JOB ▸ Gather every line of the entries that includes the word "outputting".

-- BEGIN RECORDS FOR THE TASK --

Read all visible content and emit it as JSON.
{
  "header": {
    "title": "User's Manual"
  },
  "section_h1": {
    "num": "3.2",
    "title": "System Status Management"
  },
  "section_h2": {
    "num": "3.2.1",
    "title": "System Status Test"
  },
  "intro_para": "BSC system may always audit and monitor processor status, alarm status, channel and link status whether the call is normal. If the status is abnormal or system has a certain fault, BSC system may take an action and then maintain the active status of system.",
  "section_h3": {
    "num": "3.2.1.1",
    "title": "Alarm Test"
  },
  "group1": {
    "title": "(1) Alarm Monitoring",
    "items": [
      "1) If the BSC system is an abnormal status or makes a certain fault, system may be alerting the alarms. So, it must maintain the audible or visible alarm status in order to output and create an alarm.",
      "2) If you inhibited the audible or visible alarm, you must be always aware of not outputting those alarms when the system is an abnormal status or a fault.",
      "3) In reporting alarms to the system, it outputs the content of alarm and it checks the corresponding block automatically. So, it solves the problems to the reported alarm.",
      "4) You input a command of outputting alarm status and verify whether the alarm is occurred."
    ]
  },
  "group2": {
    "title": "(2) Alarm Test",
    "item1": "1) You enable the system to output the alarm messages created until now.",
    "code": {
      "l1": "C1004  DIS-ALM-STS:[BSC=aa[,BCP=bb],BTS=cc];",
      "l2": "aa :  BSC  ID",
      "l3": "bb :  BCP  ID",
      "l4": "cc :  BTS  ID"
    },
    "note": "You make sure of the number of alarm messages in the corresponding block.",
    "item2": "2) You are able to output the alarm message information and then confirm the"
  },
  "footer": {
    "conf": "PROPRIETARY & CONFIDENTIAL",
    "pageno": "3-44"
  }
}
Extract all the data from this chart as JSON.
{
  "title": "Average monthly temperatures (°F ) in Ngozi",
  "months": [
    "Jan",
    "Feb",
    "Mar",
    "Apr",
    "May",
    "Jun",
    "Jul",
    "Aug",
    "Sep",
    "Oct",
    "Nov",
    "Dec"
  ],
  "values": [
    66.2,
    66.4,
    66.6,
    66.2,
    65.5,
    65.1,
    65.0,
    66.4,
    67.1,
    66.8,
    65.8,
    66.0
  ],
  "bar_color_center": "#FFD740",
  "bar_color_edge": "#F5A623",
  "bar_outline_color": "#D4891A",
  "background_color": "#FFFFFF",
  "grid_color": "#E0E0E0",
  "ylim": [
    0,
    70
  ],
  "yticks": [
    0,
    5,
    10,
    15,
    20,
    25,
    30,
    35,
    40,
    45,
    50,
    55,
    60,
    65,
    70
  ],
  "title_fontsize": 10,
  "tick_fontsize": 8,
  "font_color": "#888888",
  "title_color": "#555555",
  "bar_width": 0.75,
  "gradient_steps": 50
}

-- END RECORDS FOR THE TASK --

TASK SOLUTION ▸
      "2) If you inhibited the audible or visible alarm, you must be always aware of not outputting those alarms when the system is an abnormal status or a fault.",
      "4) You input a command of outputting alarm status and verify whether the alarm is occurred."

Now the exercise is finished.